Aim
Keep only the lines that hold the string "Oral", filtering out the rest of the entries below.

[START OF Task data]

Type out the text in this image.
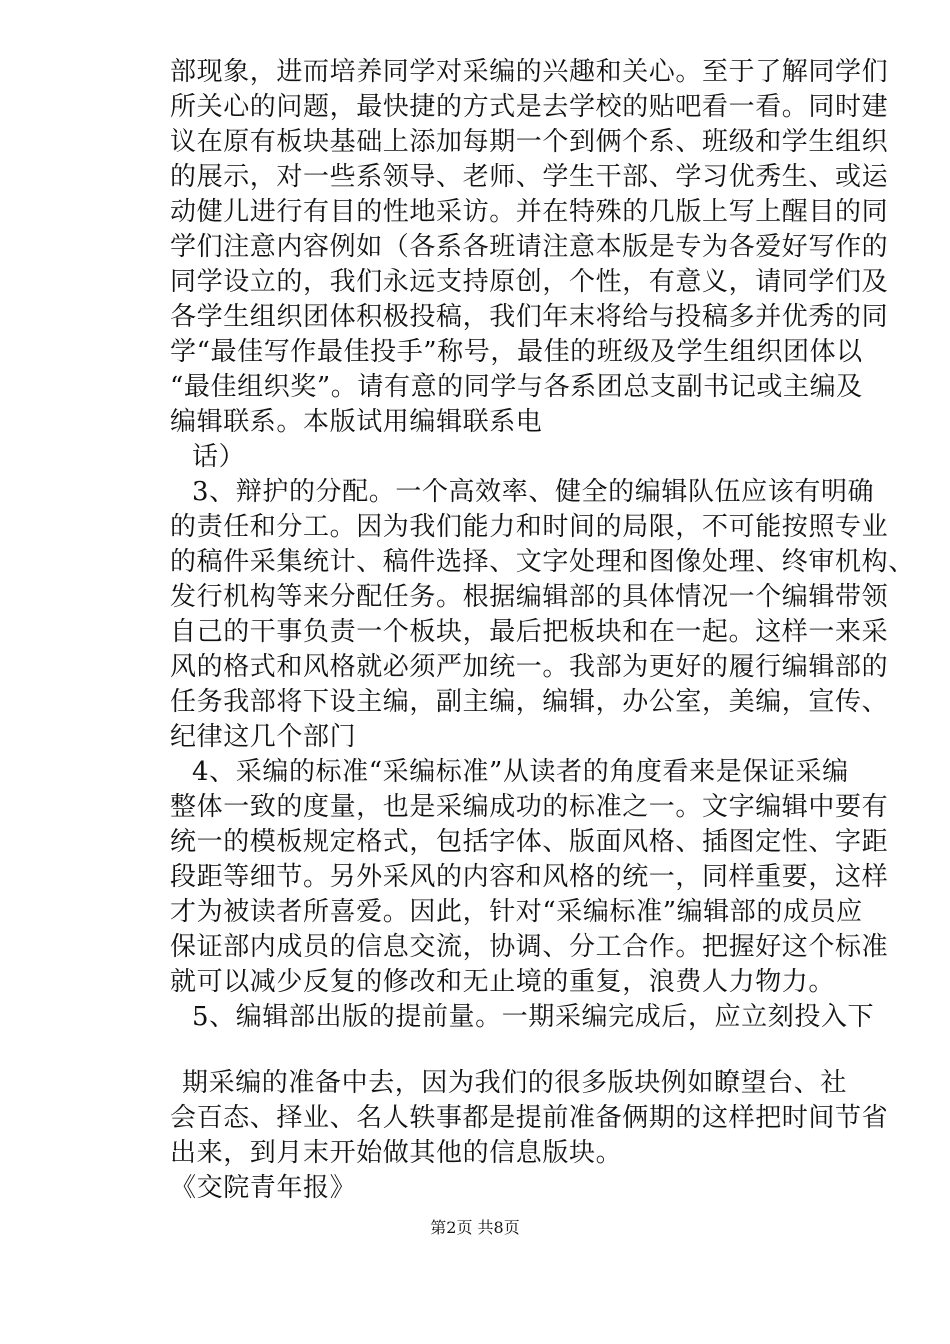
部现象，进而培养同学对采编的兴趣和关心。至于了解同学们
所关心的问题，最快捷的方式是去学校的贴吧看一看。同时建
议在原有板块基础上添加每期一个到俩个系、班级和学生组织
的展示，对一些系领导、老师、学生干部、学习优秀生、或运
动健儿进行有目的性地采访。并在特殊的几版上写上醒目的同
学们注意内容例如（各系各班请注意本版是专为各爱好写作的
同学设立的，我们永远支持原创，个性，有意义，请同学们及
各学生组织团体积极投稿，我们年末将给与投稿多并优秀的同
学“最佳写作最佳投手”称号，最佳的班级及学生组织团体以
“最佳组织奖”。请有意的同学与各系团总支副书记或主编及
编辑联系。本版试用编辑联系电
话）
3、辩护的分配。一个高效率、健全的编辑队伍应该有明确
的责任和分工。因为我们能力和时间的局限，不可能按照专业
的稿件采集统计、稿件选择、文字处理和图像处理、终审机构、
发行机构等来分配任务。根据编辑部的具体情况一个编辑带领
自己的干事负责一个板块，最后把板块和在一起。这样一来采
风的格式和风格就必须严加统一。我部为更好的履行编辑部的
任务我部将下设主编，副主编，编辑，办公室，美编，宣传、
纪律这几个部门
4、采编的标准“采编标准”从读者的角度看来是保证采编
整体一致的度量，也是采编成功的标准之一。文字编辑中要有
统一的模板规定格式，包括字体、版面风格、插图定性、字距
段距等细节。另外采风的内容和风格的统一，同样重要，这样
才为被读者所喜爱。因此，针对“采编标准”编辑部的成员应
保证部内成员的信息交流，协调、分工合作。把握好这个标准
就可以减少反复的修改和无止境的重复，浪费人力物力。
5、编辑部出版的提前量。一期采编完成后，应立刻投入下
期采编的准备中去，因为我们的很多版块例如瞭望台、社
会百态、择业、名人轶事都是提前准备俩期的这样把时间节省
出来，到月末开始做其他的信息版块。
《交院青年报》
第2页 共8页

[END OF Task data]
[START OF Task data]

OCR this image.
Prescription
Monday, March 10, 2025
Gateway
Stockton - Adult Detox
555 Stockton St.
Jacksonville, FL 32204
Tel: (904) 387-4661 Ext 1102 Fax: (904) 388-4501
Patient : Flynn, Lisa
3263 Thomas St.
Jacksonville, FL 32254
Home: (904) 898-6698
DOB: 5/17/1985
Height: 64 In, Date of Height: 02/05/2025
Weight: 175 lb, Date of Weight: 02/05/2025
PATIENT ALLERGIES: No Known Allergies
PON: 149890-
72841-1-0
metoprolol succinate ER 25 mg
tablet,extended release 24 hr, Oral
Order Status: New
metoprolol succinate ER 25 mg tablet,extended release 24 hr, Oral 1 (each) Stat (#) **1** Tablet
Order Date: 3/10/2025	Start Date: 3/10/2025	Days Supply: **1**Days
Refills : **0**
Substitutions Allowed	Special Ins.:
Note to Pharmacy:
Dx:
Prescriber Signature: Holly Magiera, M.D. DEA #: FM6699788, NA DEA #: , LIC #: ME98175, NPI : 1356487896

[END OF Task data]

Final answer
tablet,extended release 24 hr, Oral
metoprolol succinate ER 25 mg tablet,extended release 24 hr, Oral 1 (each) Stat (#) **1** Tablet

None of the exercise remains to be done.